**WRITTEN EXERCISE**
The exercise asks you to copy every line below in which "Inicio" appears.

(Data entries)
□ □ □ □ □ □ □
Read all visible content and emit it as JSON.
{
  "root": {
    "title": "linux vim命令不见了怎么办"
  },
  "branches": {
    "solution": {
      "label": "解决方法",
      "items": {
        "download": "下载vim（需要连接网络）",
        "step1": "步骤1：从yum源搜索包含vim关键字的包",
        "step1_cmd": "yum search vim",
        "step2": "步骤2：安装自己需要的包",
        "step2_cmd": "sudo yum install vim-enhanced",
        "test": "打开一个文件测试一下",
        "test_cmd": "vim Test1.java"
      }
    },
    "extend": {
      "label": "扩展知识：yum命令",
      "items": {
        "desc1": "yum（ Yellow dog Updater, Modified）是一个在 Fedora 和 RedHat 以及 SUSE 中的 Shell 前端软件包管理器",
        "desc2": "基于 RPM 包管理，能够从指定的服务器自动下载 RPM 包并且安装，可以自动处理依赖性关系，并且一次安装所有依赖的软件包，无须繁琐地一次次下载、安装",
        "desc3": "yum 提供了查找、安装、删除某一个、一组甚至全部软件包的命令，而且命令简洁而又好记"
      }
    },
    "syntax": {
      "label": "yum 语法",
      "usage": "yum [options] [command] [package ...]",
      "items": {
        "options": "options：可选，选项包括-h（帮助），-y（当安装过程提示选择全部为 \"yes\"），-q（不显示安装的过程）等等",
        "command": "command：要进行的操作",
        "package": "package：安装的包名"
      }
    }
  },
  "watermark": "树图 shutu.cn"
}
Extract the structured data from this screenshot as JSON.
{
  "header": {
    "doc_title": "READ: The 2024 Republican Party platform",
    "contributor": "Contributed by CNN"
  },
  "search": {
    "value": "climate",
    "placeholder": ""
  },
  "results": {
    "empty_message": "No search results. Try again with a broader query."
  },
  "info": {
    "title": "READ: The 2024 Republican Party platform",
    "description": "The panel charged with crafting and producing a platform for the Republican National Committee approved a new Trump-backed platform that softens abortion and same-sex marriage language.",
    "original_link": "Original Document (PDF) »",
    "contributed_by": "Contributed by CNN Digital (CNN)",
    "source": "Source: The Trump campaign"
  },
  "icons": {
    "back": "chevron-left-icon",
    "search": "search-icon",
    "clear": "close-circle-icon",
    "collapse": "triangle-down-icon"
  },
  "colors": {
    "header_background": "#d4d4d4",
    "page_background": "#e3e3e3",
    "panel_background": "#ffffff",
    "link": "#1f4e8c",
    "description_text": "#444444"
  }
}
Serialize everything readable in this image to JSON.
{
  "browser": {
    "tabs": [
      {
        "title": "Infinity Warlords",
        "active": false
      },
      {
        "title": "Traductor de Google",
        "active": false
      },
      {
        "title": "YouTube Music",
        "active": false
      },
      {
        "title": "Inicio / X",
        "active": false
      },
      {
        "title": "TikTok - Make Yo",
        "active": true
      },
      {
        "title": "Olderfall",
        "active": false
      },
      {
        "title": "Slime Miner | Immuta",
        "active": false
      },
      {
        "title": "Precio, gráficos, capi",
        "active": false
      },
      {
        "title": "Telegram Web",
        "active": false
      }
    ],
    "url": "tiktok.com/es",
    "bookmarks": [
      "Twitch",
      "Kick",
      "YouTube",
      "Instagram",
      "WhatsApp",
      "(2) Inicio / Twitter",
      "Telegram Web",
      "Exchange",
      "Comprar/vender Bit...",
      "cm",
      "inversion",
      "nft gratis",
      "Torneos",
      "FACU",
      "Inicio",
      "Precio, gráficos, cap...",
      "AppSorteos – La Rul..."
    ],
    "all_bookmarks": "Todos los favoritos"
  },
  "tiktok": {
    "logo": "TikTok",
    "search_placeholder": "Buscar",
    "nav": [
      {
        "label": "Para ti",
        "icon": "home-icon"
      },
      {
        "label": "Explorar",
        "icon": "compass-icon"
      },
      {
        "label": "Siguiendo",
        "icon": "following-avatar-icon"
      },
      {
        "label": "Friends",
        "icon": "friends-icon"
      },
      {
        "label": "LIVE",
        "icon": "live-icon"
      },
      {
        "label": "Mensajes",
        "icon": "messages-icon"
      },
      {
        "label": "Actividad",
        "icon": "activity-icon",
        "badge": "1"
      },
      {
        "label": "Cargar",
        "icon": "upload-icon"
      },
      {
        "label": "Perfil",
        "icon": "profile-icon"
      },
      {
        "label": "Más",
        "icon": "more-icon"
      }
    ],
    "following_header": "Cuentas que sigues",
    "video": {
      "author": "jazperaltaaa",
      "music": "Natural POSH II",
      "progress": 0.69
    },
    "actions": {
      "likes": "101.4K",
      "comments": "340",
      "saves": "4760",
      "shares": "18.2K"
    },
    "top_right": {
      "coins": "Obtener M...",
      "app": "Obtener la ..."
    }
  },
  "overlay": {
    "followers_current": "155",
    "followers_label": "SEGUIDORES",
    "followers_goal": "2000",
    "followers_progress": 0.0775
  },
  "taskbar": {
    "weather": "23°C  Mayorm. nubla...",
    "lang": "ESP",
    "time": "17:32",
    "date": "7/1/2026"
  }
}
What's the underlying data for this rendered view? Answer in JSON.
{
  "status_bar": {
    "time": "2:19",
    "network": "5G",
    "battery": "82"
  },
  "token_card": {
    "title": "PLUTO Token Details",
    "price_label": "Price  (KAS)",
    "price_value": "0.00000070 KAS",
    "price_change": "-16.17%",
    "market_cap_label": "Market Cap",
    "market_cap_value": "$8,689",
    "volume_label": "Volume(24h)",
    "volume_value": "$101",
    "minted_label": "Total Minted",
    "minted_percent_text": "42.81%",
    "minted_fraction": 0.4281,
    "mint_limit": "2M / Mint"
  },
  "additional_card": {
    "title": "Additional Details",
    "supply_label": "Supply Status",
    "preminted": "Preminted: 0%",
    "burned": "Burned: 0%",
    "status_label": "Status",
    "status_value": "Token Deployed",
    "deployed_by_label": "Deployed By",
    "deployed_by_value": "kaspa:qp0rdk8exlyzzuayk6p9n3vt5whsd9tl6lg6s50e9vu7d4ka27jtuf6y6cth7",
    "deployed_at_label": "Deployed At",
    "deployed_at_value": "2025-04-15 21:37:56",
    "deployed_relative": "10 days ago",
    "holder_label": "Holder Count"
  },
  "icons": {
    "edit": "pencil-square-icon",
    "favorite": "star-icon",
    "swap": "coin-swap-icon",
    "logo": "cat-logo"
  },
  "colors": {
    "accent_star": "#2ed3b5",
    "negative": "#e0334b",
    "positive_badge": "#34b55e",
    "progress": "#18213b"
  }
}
□ □ □ □ □ □ □
**SOLUTION FOR THIS EXERCISE**
        "title": "Inicio / X",
      "(2) Inicio / Twitter",
      "Inicio",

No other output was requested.